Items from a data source

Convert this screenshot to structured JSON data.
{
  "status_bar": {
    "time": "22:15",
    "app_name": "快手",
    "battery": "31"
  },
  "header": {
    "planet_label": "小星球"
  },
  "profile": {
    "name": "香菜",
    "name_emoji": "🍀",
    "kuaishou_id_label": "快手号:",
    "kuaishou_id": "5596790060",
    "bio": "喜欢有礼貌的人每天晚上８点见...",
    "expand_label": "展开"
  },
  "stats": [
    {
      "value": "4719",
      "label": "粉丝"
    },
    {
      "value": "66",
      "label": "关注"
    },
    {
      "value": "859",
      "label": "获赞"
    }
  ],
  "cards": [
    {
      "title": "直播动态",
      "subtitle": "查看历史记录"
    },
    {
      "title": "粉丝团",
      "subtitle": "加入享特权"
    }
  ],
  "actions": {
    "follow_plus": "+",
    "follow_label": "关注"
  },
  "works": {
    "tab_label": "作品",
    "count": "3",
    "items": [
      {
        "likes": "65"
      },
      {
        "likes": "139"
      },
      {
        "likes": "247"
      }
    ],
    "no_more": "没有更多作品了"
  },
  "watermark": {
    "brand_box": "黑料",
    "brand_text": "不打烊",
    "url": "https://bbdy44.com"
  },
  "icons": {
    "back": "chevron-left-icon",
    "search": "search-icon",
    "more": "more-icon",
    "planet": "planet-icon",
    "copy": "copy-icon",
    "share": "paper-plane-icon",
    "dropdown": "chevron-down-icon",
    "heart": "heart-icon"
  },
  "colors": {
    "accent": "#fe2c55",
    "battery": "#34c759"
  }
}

→ Objective: Look through the entries above for the word "chevron". Copy every line where it shows up.

→ Answer to this task:
    "back": "chevron-left-icon",
    "dropdown": "chevron-down-icon",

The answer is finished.